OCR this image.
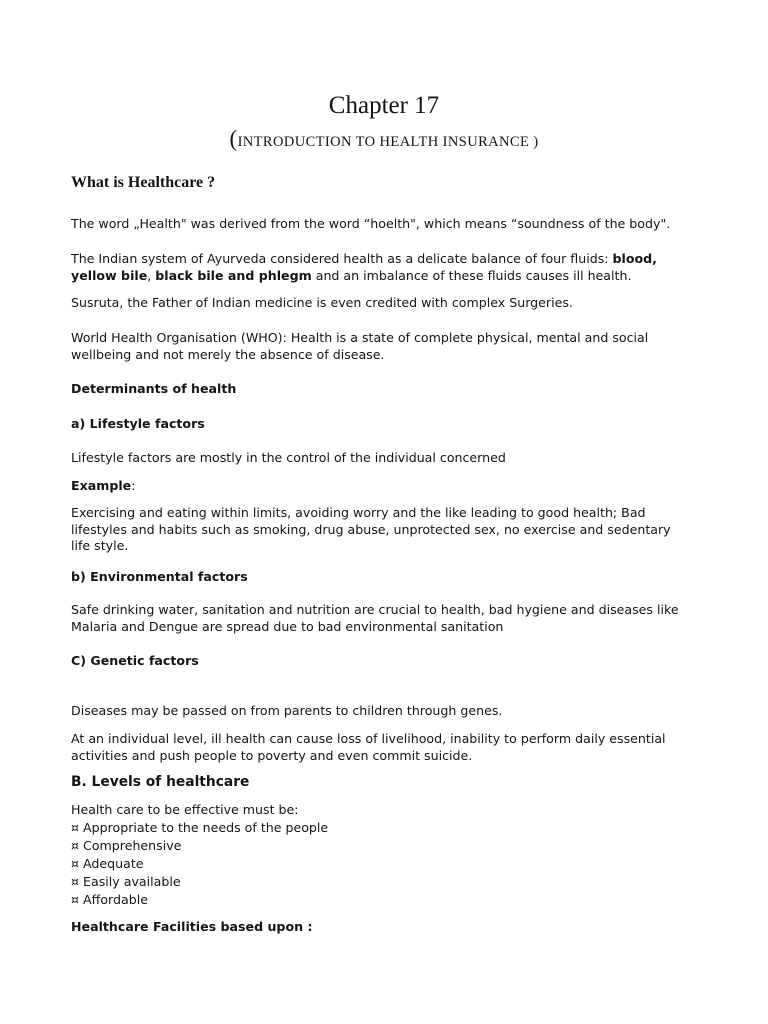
Chapter 17
(INTRODUCTION TO HEALTH INSURANCE )
What is Healthcare ?

The word „Health" was derived from the word “hoelth", which means “soundness of the body".

The Indian system of Ayurveda considered health as a delicate balance of four fluids: blood, yellow bile, black bile and phlegm and an imbalance of these fluids causes ill health.

Susruta, the Father of Indian medicine is even credited with complex Surgeries.

World Health Organisation (WHO): Health is a state of complete physical, mental and social wellbeing and not merely the absence of disease.

Determinants of health
a) Lifestyle factors

Lifestyle factors are mostly in the control of the individual concerned

Example:

Exercising and eating within limits, avoiding worry and the like leading to good health; Bad lifestyles and habits such as smoking, drug abuse, unprotected sex, no exercise and sedentary life style.

b) Environmental factors

Safe drinking water, sanitation and nutrition are crucial to health, bad hygiene and diseases like Malaria and Dengue are spread due to bad environmental sanitation

C) Genetic factors

Diseases may be passed on from parents to children through genes.

At an individual level, ill health can cause loss of livelihood, inability to perform daily essential activities and push people to poverty and even commit suicide.

B. Levels of healthcare

Health care to be effective must be:

¤ Appropriate to the needs of the people
¤ Comprehensive
¤ Adequate
¤ Easily available
¤ Affordable
Healthcare Facilities based upon :
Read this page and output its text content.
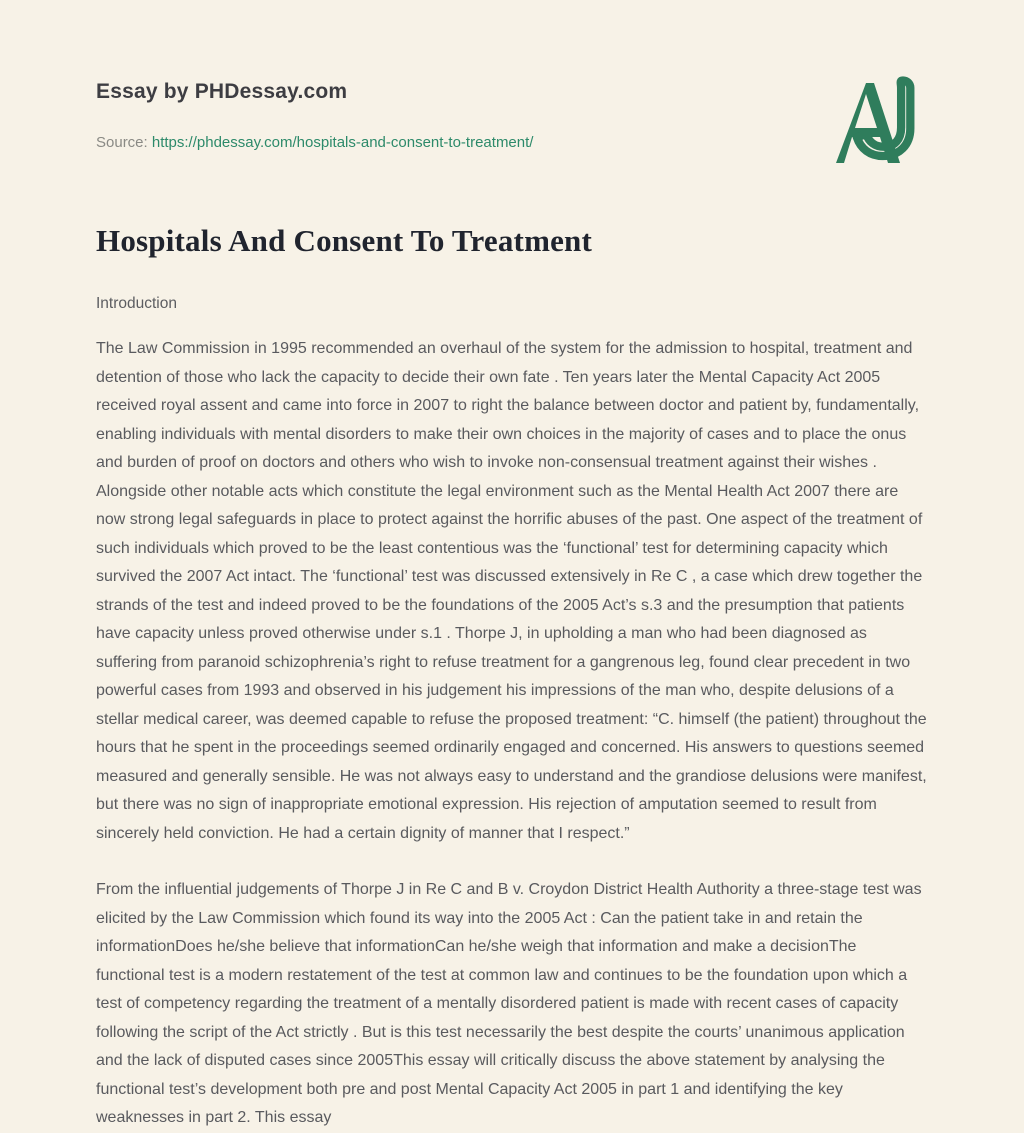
Essay by PHDessay.com
Source: https://phdessay.com/hospitals-and-consent-to-treatment/
Hospitals And Consent To Treatment
Introduction

The Law Commission in 1995 recommended an overhaul of the system for the admission to hospital, treatment and detention of those who lack the capacity to decide their own fate . Ten years later the Mental Capacity Act 2005 received royal assent and came into force in 2007 to right the balance between doctor and patient by, fundamentally, enabling individuals with mental disorders to make their own choices in the majority of cases and to place the onus and burden of proof on doctors and others who wish to invoke non-consensual treatment against their wishes . Alongside other notable acts which constitute the legal environment such as the Mental Health Act 2007 there are now strong legal safeguards in place to protect against the horrific abuses of the past. One aspect of the treatment of such individuals which proved to be the least contentious was the ‘functional’ test for determining capacity which survived the 2007 Act intact. The ‘functional’ test was discussed extensively in Re C , a case which drew together the strands of the test and indeed proved to be the foundations of the 2005 Act’s s.3 and the presumption that patients have capacity unless proved otherwise under s.1 . Thorpe J, in upholding a man who had been diagnosed as suffering from paranoid schizophrenia’s right to refuse treatment for a gangrenous leg, found clear precedent in two powerful cases from 1993 and observed in his judgement his impressions of the man who, despite delusions of a stellar medical career, was deemed capable to refuse the proposed treatment: “C. himself (the patient) throughout the hours that he spent in the proceedings seemed ordinarily engaged and concerned. His answers to questions seemed measured and generally sensible. He was not always easy to understand and the grandiose delusions were manifest, but there was no sign of inappropriate emotional expression. His rejection of amputation seemed to result from sincerely held conviction. He had a certain dignity of manner that I respect.”

From the influential judgements of Thorpe J in Re C and B v. Croydon District Health Authority a three-stage test was elicited by the Law Commission which found its way into the 2005 Act : Can the patient take in and retain the informationDoes he/she believe that informationCan he/she weigh that information and make a decisionThe functional test is a modern restatement of the test at common law and continues to be the foundation upon which a test of competency regarding the treatment of a mentally disordered patient is made with recent cases of capacity following the script of the Act strictly . But is this test necessarily the best despite the courts’ unanimous application and the lack of disputed cases since 2005This essay will critically discuss the above statement by analysing the functional test’s development both pre and post Mental Capacity Act 2005 in part 1 and identifying the key weaknesses in part 2. This essay
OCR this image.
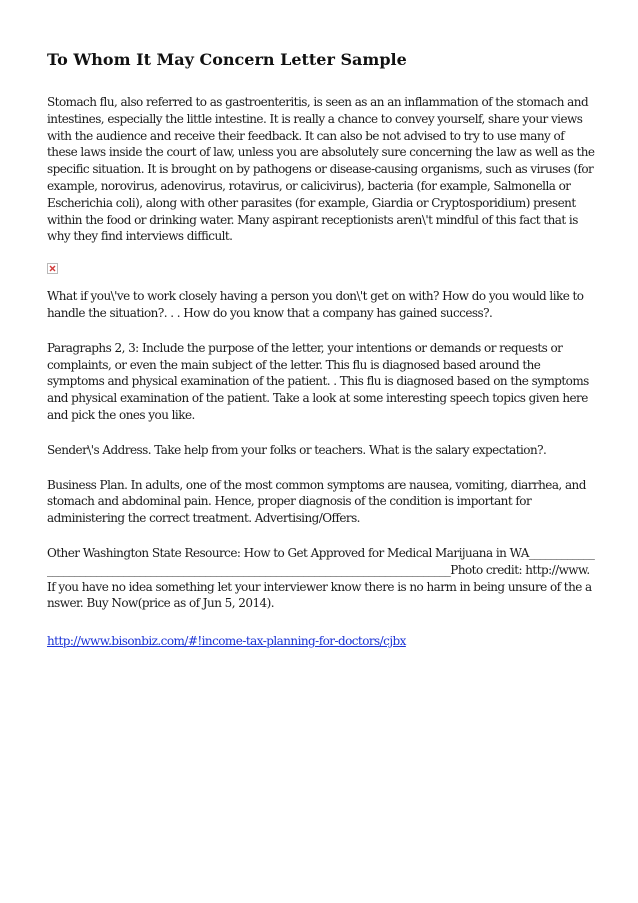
To Whom It May Concern Letter Sample

Stomach flu, also referred to as gastroenteritis, is seen as an an inflammation of the stomach and intestines, especially the little intestine. It is really a chance to convey yourself, share your views with the audience and receive their feedback. It can also be not advised to try to use many of these laws inside the court of law, unless you are absolutely sure concerning the law as well as the specific situation. It is brought on by pathogens or disease-causing organisms, such as viruses (for example, norovirus, adenovirus, rotavirus, or calicivirus), bacteria (for example, Salmonella or Escherichia coli), along with other parasites (for example, Giardia or Cryptosporidium) present within the food or drinking water. Many aspirant receptionists aren\'t mindful of this fact that is why they find interviews difficult.

What if you\'ve to work closely having a person you don\'t get on with? How do you would like to handle the situation?. . . How do you know that a company has gained success?.

Paragraphs 2, 3: Include the purpose of the letter, your intentions or demands or requests or complaints, or even the main subject of the letter. This flu is diagnosed based around the symptoms and physical examination of the patient. . This flu is diagnosed based on the symptoms and physical examination of the patient. Take a look at some interesting speech topics given here and pick the ones you like.

Sender\'s Address. Take help from your folks or teachers. What is the salary expectation?.

Business Plan. In adults, one of the most common symptoms are nausea, vomiting, diarrhea, and stomach and abdominal pain. Hence, proper diagnosis of the condition is important for administering the correct treatment. Advertising/Offers.

Other Washington State Resource: How to Get Approved for Medical Marijuana in WA______________________________________________________________________________________Photo credit: http://www. If you have no idea something let your interviewer know there is no harm in being unsure of the answer. Buy Now(price as of Jun 5, 2014).

http://www.bisonbiz.com/#!income-tax-planning-for-doctors/cjbx
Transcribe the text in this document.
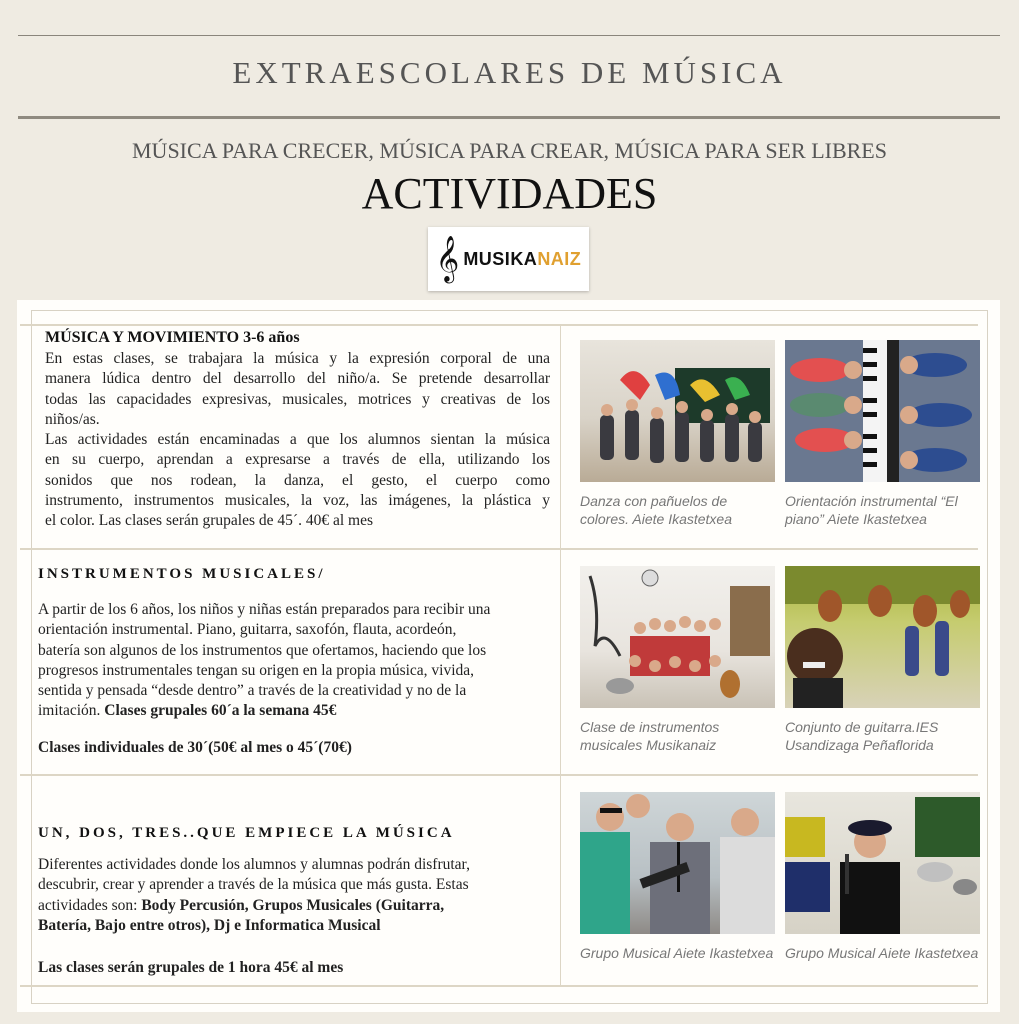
EXTRAESCOLARES DE MÚSICA
MÚSICA PARA CRECER, MÚSICA PARA CREAR, MÚSICA PARA SER LIBRES
ACTIVIDADES
𝄞 MUSIKANAIZ
MÚSICA Y MOVIMIENTO 3-6 años
En estas clases, se trabajara la música y la expresión corporal de una
manera lúdica dentro del desarrollo del niño/a. Se pretende desarrollar
todas las capacidades expresivas, musicales, motrices y creativas de los
niños/as.
Las actividades están encaminadas a que los alumnos sientan la música
en su cuerpo, aprendan a expresarse a través de ella, utilizando los
sonidos que nos rodean, la danza, el gesto, el cuerpo como
instrumento, instrumentos musicales, la voz, las imágenes, la plástica y
el color. Las clases serán grupales de 45´. 40€ al mes
Danza con pañuelos de colores. Aiete Ikastetxea
Orientación instrumental “El piano” Aiete Ikastetxea
INSTRUMENTOS MUSICALES/
A partir de los 6 años, los niños y niñas están preparados para recibir una
orientación instrumental. Piano, guitarra, saxofón, flauta, acordeón,
batería son algunos de los instrumentos que ofertamos, haciendo que los
progresos instrumentales tengan su origen en la propia música, vivida,
sentida y pensada “desde dentro” a través de la creatividad y no de la
imitación. Clases grupales 60´a la semana 45€
Clases individuales de 30´(50€ al mes o 45´(70€)
Clase de instrumentos musicales Musikanaiz
Conjunto de guitarra.IES Usandizaga Peñaflorida
UN, DOS, TRES..QUE EMPIECE LA MÚSICA
Diferentes actividades donde los alumnos y alumnas podrán disfrutar,
descubrir, crear y aprender a través de la música que más gusta. Estas
actividades son: Body Percusión, Grupos Musicales (Guitarra,
Batería, Bajo entre otros), Dj e Informatica Musical
Las clases serán grupales de 1 hora 45€ al mes
Grupo Musical Aiete Ikastetxea Grupo Musical Aiete Ikastetxea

________________________________________

◆ What you have to do ◆
Among the lines above, find each one containing the string "water" and copy it.

◆ Reply ◆
Safe drinking water, sanitation and nutrition are crucial to health, bad hygiene and diseases like Malaria and Dengue are spread due to bad environmental sanitation
Stomach flu, also referred to as gastroenteritis, is seen as an an inflammation of the stomach and intestines, especially the little intestine. It is really a chance to convey yourself, share your views with the audience and receive their feedback. It can also be not advised to try to use many of these laws inside the court of law, unless you are absolutely sure concerning the law as well as the specific situation. It is brought on by pathogens or disease-causing organisms, such as viruses (for example, norovirus, adenovirus, rotavirus, or calicivirus), bacteria (for example, Salmonella or Escherichia coli), along with other parasites (for example, Giardia or Cryptosporidium) present within the food or drinking water. Many aspirant receptionists aren\'t mindful of this fact that is why they find interviews difficult.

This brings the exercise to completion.